Please give the data below again in full, exactly as it stands.

> **Extracted material**:
_ _ _ _
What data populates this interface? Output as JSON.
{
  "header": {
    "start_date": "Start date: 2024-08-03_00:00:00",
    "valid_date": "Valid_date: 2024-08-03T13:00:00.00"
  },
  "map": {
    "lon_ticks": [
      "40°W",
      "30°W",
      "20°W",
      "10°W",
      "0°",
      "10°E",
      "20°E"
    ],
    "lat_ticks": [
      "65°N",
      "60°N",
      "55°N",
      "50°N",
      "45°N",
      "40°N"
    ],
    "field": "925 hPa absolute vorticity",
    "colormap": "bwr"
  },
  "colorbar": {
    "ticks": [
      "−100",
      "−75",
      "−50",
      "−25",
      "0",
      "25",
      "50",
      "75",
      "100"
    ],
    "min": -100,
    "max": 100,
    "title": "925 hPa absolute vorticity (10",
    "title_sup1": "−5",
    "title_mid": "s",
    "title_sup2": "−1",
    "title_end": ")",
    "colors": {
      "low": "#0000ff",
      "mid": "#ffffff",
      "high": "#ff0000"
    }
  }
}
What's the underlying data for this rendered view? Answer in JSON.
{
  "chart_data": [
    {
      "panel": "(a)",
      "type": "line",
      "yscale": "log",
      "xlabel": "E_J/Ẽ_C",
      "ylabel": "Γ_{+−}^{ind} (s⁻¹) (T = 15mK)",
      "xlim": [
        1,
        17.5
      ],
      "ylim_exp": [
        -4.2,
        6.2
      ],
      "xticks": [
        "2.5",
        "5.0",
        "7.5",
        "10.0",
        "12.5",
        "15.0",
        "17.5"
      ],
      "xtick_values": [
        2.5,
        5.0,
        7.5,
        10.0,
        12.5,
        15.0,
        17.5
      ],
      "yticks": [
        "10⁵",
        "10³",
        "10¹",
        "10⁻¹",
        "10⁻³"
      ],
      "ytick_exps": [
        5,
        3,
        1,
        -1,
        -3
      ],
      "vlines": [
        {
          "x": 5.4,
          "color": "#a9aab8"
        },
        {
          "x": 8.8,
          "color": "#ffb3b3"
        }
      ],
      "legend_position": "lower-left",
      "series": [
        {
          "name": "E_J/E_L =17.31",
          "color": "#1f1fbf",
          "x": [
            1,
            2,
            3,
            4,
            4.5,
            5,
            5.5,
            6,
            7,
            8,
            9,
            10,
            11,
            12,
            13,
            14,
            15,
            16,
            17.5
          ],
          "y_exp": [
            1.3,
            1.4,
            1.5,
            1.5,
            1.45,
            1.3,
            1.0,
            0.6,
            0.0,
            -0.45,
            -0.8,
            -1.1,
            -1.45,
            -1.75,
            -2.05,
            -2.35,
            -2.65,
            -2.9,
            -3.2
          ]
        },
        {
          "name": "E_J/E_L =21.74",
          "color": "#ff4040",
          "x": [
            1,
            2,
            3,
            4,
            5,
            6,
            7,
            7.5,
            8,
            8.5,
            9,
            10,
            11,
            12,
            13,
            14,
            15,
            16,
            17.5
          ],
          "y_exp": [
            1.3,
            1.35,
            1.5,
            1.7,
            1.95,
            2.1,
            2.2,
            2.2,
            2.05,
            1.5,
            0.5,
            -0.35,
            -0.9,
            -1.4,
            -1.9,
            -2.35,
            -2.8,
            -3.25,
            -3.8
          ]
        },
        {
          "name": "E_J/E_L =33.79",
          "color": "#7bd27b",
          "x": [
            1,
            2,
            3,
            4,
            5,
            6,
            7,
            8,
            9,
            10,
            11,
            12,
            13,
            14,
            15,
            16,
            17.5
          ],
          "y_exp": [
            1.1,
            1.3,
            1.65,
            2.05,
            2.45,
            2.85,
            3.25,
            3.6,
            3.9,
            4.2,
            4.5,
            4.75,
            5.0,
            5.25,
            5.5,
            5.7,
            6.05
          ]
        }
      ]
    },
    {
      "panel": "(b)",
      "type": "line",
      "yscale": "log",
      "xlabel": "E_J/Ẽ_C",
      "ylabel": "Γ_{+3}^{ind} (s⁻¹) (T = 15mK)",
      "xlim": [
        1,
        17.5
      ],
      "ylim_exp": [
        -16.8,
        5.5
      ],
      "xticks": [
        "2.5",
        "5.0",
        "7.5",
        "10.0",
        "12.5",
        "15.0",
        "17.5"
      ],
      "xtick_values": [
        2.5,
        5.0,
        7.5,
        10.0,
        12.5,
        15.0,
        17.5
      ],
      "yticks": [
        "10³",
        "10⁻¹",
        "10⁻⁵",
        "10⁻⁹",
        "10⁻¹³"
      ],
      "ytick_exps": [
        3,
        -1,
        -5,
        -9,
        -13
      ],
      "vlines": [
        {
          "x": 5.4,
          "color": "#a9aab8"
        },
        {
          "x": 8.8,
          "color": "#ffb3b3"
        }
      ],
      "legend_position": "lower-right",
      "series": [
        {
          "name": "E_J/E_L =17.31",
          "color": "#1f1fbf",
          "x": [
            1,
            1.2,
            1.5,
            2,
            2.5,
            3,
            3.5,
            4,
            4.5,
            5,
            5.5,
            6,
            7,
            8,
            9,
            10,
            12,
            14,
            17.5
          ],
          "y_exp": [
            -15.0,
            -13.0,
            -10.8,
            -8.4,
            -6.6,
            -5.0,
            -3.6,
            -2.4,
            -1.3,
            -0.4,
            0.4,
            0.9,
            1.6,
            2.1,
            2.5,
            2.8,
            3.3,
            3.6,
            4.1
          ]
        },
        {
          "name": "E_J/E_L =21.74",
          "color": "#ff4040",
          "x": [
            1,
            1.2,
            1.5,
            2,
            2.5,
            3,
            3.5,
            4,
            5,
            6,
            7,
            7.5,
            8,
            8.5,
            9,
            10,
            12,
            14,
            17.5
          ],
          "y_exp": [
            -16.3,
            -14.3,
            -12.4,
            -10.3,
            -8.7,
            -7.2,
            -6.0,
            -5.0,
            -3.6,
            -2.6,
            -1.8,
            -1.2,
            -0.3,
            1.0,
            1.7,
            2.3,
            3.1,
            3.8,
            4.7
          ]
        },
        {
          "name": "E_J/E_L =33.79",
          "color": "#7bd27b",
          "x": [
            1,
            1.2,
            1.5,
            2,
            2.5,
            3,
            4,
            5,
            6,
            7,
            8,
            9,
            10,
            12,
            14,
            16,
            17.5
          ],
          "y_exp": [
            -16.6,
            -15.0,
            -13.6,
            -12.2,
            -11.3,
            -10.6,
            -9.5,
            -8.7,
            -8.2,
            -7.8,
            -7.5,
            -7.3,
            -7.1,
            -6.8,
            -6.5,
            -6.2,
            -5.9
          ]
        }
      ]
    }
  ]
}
_ _ _ _
> **Exercise result**:
What data populates this interface? Output as JSON.
{
  "header": {
    "start_date": "Start date: 2024-08-03_00:00:00",
    "valid_date": "Valid_date: 2024-08-03T13:00:00.00"
  },
  "map": {
    "lon_ticks": [
      "40°W",
      "30°W",
      "20°W",
      "10°W",
      "0°",
      "10°E",
      "20°E"
    ],
    "lat_ticks": [
      "65°N",
      "60°N",
      "55°N",
      "50°N",
      "45°N",
      "40°N"
    ],
    "field": "925 hPa absolute vorticity",
    "colormap": "bwr"
  },
  "colorbar": {
    "ticks": [
      "−100",
      "−75",
      "−50",
      "−25",
      "0",
      "25",
      "50",
      "75",
      "100"
    ],
    "min": -100,
    "max": 100,
    "title": "925 hPa absolute vorticity (10",
    "title_sup1": "−5",
    "title_mid": "s",
    "title_sup2": "−1",
    "title_end": ")",
    "colors": {
      "low": "#0000ff",
      "mid": "#ffffff",
      "high": "#ff0000"
    }
  }
}
What's the underlying data for this rendered view? Answer in JSON.
{
  "chart_data": [
    {
      "panel": "(a)",
      "type": "line",
      "yscale": "log",
      "xlabel": "E_J/Ẽ_C",
      "ylabel": "Γ_{+−}^{ind} (s⁻¹) (T = 15mK)",
      "xlim": [
        1,
        17.5
      ],
      "ylim_exp": [
        -4.2,
        6.2
      ],
      "xticks": [
        "2.5",
        "5.0",
        "7.5",
        "10.0",
        "12.5",
        "15.0",
        "17.5"
      ],
      "xtick_values": [
        2.5,
        5.0,
        7.5,
        10.0,
        12.5,
        15.0,
        17.5
      ],
      "yticks": [
        "10⁵",
        "10³",
        "10¹",
        "10⁻¹",
        "10⁻³"
      ],
      "ytick_exps": [
        5,
        3,
        1,
        -1,
        -3
      ],
      "vlines": [
        {
          "x": 5.4,
          "color": "#a9aab8"
        },
        {
          "x": 8.8,
          "color": "#ffb3b3"
        }
      ],
      "legend_position": "lower-left",
      "series": [
        {
          "name": "E_J/E_L =17.31",
          "color": "#1f1fbf",
          "x": [
            1,
            2,
            3,
            4,
            4.5,
            5,
            5.5,
            6,
            7,
            8,
            9,
            10,
            11,
            12,
            13,
            14,
            15,
            16,
            17.5
          ],
          "y_exp": [
            1.3,
            1.4,
            1.5,
            1.5,
            1.45,
            1.3,
            1.0,
            0.6,
            0.0,
            -0.45,
            -0.8,
            -1.1,
            -1.45,
            -1.75,
            -2.05,
            -2.35,
            -2.65,
            -2.9,
            -3.2
          ]
        },
        {
          "name": "E_J/E_L =21.74",
          "color": "#ff4040",
          "x": [
            1,
            2,
            3,
            4,
            5,
            6,
            7,
            7.5,
            8,
            8.5,
            9,
            10,
            11,
            12,
            13,
            14,
            15,
            16,
            17.5
          ],
          "y_exp": [
            1.3,
            1.35,
            1.5,
            1.7,
            1.95,
            2.1,
            2.2,
            2.2,
            2.05,
            1.5,
            0.5,
            -0.35,
            -0.9,
            -1.4,
            -1.9,
            -2.35,
            -2.8,
            -3.25,
            -3.8
          ]
        },
        {
          "name": "E_J/E_L =33.79",
          "color": "#7bd27b",
          "x": [
            1,
            2,
            3,
            4,
            5,
            6,
            7,
            8,
            9,
            10,
            11,
            12,
            13,
            14,
            15,
            16,
            17.5
          ],
          "y_exp": [
            1.1,
            1.3,
            1.65,
            2.05,
            2.45,
            2.85,
            3.25,
            3.6,
            3.9,
            4.2,
            4.5,
            4.75,
            5.0,
            5.25,
            5.5,
            5.7,
            6.05
          ]
        }
      ]
    },
    {
      "panel": "(b)",
      "type": "line",
      "yscale": "log",
      "xlabel": "E_J/Ẽ_C",
      "ylabel": "Γ_{+3}^{ind} (s⁻¹) (T = 15mK)",
      "xlim": [
        1,
        17.5
      ],
      "ylim_exp": [
        -16.8,
        5.5
      ],
      "xticks": [
        "2.5",
        "5.0",
        "7.5",
        "10.0",
        "12.5",
        "15.0",
        "17.5"
      ],
      "xtick_values": [
        2.5,
        5.0,
        7.5,
        10.0,
        12.5,
        15.0,
        17.5
      ],
      "yticks": [
        "10³",
        "10⁻¹",
        "10⁻⁵",
        "10⁻⁹",
        "10⁻¹³"
      ],
      "ytick_exps": [
        3,
        -1,
        -5,
        -9,
        -13
      ],
      "vlines": [
        {
          "x": 5.4,
          "color": "#a9aab8"
        },
        {
          "x": 8.8,
          "color": "#ffb3b3"
        }
      ],
      "legend_position": "lower-right",
      "series": [
        {
          "name": "E_J/E_L =17.31",
          "color": "#1f1fbf",
          "x": [
            1,
            1.2,
            1.5,
            2,
            2.5,
            3,
            3.5,
            4,
            4.5,
            5,
            5.5,
            6,
            7,
            8,
            9,
            10,
            12,
            14,
            17.5
          ],
          "y_exp": [
            -15.0,
            -13.0,
            -10.8,
            -8.4,
            -6.6,
            -5.0,
            -3.6,
            -2.4,
            -1.3,
            -0.4,
            0.4,
            0.9,
            1.6,
            2.1,
            2.5,
            2.8,
            3.3,
            3.6,
            4.1
          ]
        },
        {
          "name": "E_J/E_L =21.74",
          "color": "#ff4040",
          "x": [
            1,
            1.2,
            1.5,
            2,
            2.5,
            3,
            3.5,
            4,
            5,
            6,
            7,
            7.5,
            8,
            8.5,
            9,
            10,
            12,
            14,
            17.5
          ],
          "y_exp": [
            -16.3,
            -14.3,
            -12.4,
            -10.3,
            -8.7,
            -7.2,
            -6.0,
            -5.0,
            -3.6,
            -2.6,
            -1.8,
            -1.2,
            -0.3,
            1.0,
            1.7,
            2.3,
            3.1,
            3.8,
            4.7
          ]
        },
        {
          "name": "E_J/E_L =33.79",
          "color": "#7bd27b",
          "x": [
            1,
            1.2,
            1.5,
            2,
            2.5,
            3,
            4,
            5,
            6,
            7,
            8,
            9,
            10,
            12,
            14,
            16,
            17.5
          ],
          "y_exp": [
            -16.6,
            -15.0,
            -13.6,
            -12.2,
            -11.3,
            -10.6,
            -9.5,
            -8.7,
            -8.2,
            -7.8,
            -7.5,
            -7.3,
            -7.1,
            -6.8,
            -6.5,
            -6.2,
            -5.9
          ]
        }
      ]
    }
  ]
}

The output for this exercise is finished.